• Problem to solve: Your task is to copy each line that has the word "nyelvi".

• Stored entries:
--- START ---

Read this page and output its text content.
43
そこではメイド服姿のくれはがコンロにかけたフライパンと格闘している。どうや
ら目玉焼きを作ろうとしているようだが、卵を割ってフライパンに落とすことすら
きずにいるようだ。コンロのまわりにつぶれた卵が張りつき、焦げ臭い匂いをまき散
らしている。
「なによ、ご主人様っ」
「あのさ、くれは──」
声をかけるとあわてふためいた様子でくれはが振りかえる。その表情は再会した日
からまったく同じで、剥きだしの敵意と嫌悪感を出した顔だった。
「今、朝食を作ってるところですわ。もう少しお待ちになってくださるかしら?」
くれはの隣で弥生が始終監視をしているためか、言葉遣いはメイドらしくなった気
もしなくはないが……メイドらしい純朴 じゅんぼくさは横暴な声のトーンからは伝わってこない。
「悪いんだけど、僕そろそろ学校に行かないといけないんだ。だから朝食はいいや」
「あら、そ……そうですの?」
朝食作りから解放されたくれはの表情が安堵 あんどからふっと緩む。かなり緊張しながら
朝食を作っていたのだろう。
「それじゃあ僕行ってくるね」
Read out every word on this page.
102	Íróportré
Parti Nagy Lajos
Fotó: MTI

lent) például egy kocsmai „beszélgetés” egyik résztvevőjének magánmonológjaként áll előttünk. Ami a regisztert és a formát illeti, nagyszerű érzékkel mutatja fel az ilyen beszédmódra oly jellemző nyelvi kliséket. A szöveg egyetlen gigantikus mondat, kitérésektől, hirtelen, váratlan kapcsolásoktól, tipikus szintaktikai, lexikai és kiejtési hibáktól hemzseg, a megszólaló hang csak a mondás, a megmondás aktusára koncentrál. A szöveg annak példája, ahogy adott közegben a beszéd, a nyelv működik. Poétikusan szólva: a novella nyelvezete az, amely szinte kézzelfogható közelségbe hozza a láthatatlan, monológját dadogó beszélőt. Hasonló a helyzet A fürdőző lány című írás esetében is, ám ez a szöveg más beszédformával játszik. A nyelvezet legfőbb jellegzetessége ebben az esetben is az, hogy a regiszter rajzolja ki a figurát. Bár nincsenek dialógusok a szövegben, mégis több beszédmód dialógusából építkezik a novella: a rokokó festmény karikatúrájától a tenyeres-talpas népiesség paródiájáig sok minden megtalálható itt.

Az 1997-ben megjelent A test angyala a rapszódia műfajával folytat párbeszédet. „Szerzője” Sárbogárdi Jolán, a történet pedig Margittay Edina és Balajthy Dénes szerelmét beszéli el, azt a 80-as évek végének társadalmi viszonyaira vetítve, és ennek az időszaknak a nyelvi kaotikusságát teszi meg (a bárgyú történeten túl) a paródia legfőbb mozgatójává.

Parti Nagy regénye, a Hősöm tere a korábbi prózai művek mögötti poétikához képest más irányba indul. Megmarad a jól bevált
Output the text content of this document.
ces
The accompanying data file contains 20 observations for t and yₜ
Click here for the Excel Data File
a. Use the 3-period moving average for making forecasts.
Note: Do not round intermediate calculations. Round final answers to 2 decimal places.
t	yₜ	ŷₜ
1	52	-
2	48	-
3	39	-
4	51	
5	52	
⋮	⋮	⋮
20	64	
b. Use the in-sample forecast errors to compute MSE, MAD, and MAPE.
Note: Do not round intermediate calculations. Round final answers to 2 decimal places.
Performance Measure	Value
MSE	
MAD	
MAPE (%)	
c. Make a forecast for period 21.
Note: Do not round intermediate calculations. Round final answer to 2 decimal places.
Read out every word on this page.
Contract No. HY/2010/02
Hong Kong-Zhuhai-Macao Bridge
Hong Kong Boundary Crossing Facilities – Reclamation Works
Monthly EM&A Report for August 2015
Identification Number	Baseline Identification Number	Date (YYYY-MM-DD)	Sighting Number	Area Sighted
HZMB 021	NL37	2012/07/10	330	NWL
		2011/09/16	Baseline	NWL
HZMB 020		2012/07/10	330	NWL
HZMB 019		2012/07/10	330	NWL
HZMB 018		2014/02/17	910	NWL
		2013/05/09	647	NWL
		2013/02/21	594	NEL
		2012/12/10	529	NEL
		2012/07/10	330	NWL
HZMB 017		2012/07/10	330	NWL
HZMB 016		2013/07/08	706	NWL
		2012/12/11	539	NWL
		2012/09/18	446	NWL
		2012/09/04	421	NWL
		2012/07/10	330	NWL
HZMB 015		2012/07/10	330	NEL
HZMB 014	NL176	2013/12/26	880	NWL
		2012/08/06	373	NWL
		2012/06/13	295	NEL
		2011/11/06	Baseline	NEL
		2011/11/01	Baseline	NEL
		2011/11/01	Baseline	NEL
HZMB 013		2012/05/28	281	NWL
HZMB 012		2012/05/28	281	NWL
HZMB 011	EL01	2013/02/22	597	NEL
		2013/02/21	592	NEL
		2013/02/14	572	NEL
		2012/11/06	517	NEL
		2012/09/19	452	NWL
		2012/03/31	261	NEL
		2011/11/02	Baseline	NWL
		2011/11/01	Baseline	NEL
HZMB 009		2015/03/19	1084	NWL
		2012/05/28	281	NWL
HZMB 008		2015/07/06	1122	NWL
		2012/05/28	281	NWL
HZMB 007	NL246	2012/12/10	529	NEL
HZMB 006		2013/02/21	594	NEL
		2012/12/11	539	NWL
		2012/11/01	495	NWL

--- END ---

• Exercise answer:
lent) például egy kocsmai „beszélgetés” egyik résztvevőjének magánmonológjaként áll előttünk. Ami a regisztert és a formát illeti, nagyszerű érzékkel mutatja fel az ilyen beszédmódra oly jellemző nyelvi kliséket. A szöveg egyetlen gigantikus mondat, kitérésektől, hirtelen, váratlan kapcsolásoktól, tipikus szintaktikai, lexikai és kiejtési hibáktól hemzseg, a megszólaló hang csak a mondás, a megmondás aktusára koncentrál. A szöveg annak példája, ahogy adott közegben a beszéd, a nyelv működik. Poétikusan szólva: a novella nyelvezete az, amely szinte kézzelfogható közelségbe hozza a láthatatlan, monológját dadogó beszélőt. Hasonló a helyzet A fürdőző lány című írás esetében is, ám ez a szöveg más beszédformával játszik. A nyelvezet legfőbb jellegzetessége ebben az esetben is az, hogy a regiszter rajzolja ki a figurát. Bár nincsenek dialógusok a szövegben, mégis több beszédmód dialógusából építkezik a novella: a rokokó festmény karikatúrájától a tenyeres-talpas népiesség paródiájáig sok minden megtalálható itt.
Az 1997-ben megjelent A test angyala a rapszódia műfajával folytat párbeszédet. „Szerzője” Sárbogárdi Jolán, a történet pedig Margittay Edina és Balajthy Dénes szerelmét beszéli el, azt a 80-as évek végének társadalmi viszonyaira vetítve, és ennek az időszaknak a nyelvi kaotikusságát teszi meg (a bárgyú történeten túl) a paródia legfőbb mozgatójává.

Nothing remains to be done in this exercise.